- _SOURCE EXTRACT_
########
[HN Gopher] Calling Rust from Python using PyO3
       ___________________________________________________________________
        
       Calling Rust from Python using PyO3
        
       Author : loige
       Score  : 136 points
       Date   : 2021-11-28 12:50 UTC (10 hours ago)
        
 (HTM) web link (saidvandeklundert.net)
 (TXT) w3m dump (saidvandeklundert.net)
        
       | stabbles wrote:
       | PyO3 is a clever name
        
         | fezzez wrote:
         | I don't get it. What's the pun?
        
           | gopiandcode wrote:
           | FeO3 (Iron Oxide) can be referred to as Rust and presumably
           | the name PyO3 makes reference to that.
        
             | dijit wrote:
             | It's a double pun because -O3 is the highest optimisation
             | level for many compilers.
        
               | cosmic_quanta wrote:
               | This explains why they didn't go with PyO2!
        
           | [deleted]
        
           | barefeg wrote:
           | Python Oxide
        
           | drexlspivey wrote:
           | It's a chemistry pun about the process of oxidation, oxides
           | (such as rust) have a chemical formula of XO3 where X is the
           | oxidized element. The library is called Py Oxide (PyO3) where
           | the oxidized element is Python
        
       | marvinvz wrote:
       | I've been playing around with Rust, PyO3 and Blender the last few
       | days and it has been really nice to use.
        
       | Grollicus wrote:
       | I recently wanted to use some rust crates from Python and decided
       | to give PyO3 a go and I must say it works really well.
       | 
       | Took about one evening to plug it all together and get it
       | running. The guide at pyo3.rs was really helpful and maturin to
       | build binary packages just works. You pass in python types and
       | they arrive as rust-native types. Makes writing code feel very
       | native.
       | 
       | The result: https://github.com/Grollicus/pyttfwrap takes a string
       | and splits it as it would wrap when rendered with a given TTF
       | font. Most of the code is about keeping a reference to the loaded
       | font as that's an expensive operation.
       | 
       | Was some great fun and I'm sure I'll use it some more.
########
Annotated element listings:

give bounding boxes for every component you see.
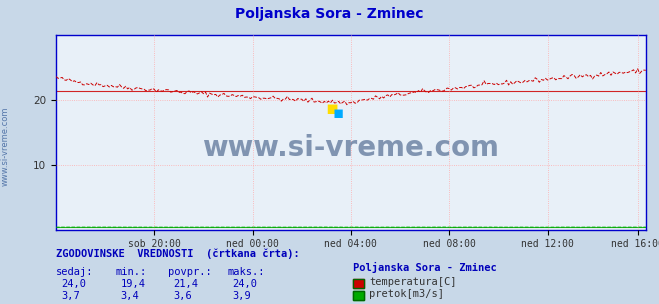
Text: Poljanska Sora - Zminec: Poljanska Sora - Zminec bbox=[235, 7, 424, 21]
Text: www.si-vreme.com: www.si-vreme.com bbox=[202, 134, 500, 162]
Text: Poljanska Sora - Zminec: Poljanska Sora - Zminec bbox=[353, 262, 496, 273]
Text: ▪: ▪ bbox=[332, 104, 343, 122]
Text: povpr.:: povpr.: bbox=[168, 267, 212, 277]
Text: sedaj:: sedaj: bbox=[56, 267, 94, 277]
Text: 3,7: 3,7 bbox=[61, 291, 80, 301]
Text: 21,4: 21,4 bbox=[173, 279, 198, 289]
Text: pretok[m3/s]: pretok[m3/s] bbox=[369, 289, 444, 299]
Text: ZGODOVINSKE  VREDNOSTI  (črtkana črta):: ZGODOVINSKE VREDNOSTI (črtkana črta): bbox=[56, 248, 300, 259]
Text: 24,0: 24,0 bbox=[61, 279, 86, 289]
Text: maks.:: maks.: bbox=[227, 267, 265, 277]
Text: www.si-vreme.com: www.si-vreme.com bbox=[1, 106, 10, 186]
Text: 24,0: 24,0 bbox=[233, 279, 258, 289]
Text: temperatura[C]: temperatura[C] bbox=[369, 277, 457, 287]
Text: ▪: ▪ bbox=[326, 99, 339, 118]
Text: 3,6: 3,6 bbox=[173, 291, 192, 301]
Text: 3,9: 3,9 bbox=[233, 291, 251, 301]
Text: 19,4: 19,4 bbox=[121, 279, 146, 289]
Text: 3,4: 3,4 bbox=[121, 291, 139, 301]
Text: min.:: min.: bbox=[115, 267, 146, 277]
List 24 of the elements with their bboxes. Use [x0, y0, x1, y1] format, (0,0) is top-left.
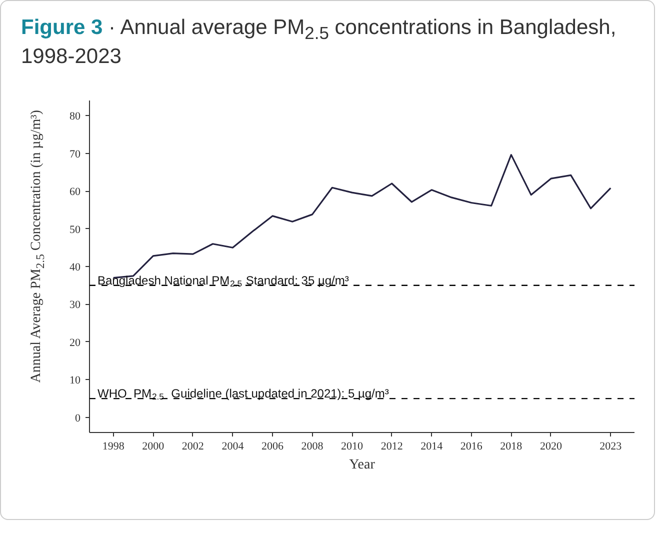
########
- _AIM A_
Reproduce verbatim the passage of the PyO3 thread from "(HTM) web link" up to and including "What's the pun?".
- _AIM B_
Recast every line of the records as a Markdown table with the columns "No." and "Entry", giving each line its row number and skipping blank lines. Leave the pictures out of the answer.

- _EXERCISE SOLUTION A_
(HTM) web link (saidvandeklundert.net)
 (TXT) w3m dump (saidvandeklundert.net)
        
       | stabbles wrote:
       | PyO3 is a clever name
        
         | fezzez wrote:
         | I don't get it. What's the pun?

- _EXERCISE SOLUTION B_
| No. | Entry |
|---|---|
| 1 | give bounding boxes for every component you see. |
| 2 | Text: Poljanska Sora - Zminec: Poljanska Sora - Zminec bbox=[235, 7, 424, 21] |
| 3 | Text: www.si-vreme.com: www.si-vreme.com bbox=[202, 134, 500, 162] |
| 4 | Text: Poljanska Sora - Zminec: Poljanska Sora - Zminec bbox=[353, 262, 496, 273] |
| 5 | Text: ▪: ▪ bbox=[332, 104, 343, 122] |
| 6 | Text: povpr.:: povpr.: bbox=[168, 267, 212, 277] |
| 7 | Text: sedaj:: sedaj: bbox=[56, 267, 94, 277] |
| 8 | Text: 3,7: 3,7 bbox=[61, 291, 80, 301] |
| 9 | Text: 21,4: 21,4 bbox=[173, 279, 198, 289] |
| 10 | Text: pretok[m3/s]: pretok[m3/s] bbox=[369, 289, 444, 299] |
| 11 | Text: ZGODOVINSKE  VREDNOSTI  (črtkana črta):: ZGODOVINSKE VREDNOSTI (črtkana črta): bbox=[56, 248, 300, 259] |
| 12 | Text: 24,0: 24,0 bbox=[61, 279, 86, 289] |
| 13 | Text: maks.:: maks.: bbox=[227, 267, 265, 277] |
| 14 | Text: www.si-vreme.com: www.si-vreme.com bbox=[1, 106, 10, 186] |
| 15 | Text: 24,0: 24,0 bbox=[233, 279, 258, 289] |
| 16 | Text: temperatura[C]: temperatura[C] bbox=[369, 277, 457, 287] |
| 17 | Text: ▪: ▪ bbox=[326, 99, 339, 118] |
| 18 | Text: 3,6: 3,6 bbox=[173, 291, 192, 301] |
| 19 | Text: 3,9: 3,9 bbox=[233, 291, 251, 301] |
| 20 | Text: 19,4: 19,4 bbox=[121, 279, 146, 289] |
| 21 | Text: 3,4: 3,4 bbox=[121, 291, 139, 301] |
| 22 | Text: min.:: min.: bbox=[115, 267, 146, 277] |
| 23 | List 24 of the elements with their bboxes. Use [x0, y0, x1, y1] format, (0,0) is top-left. |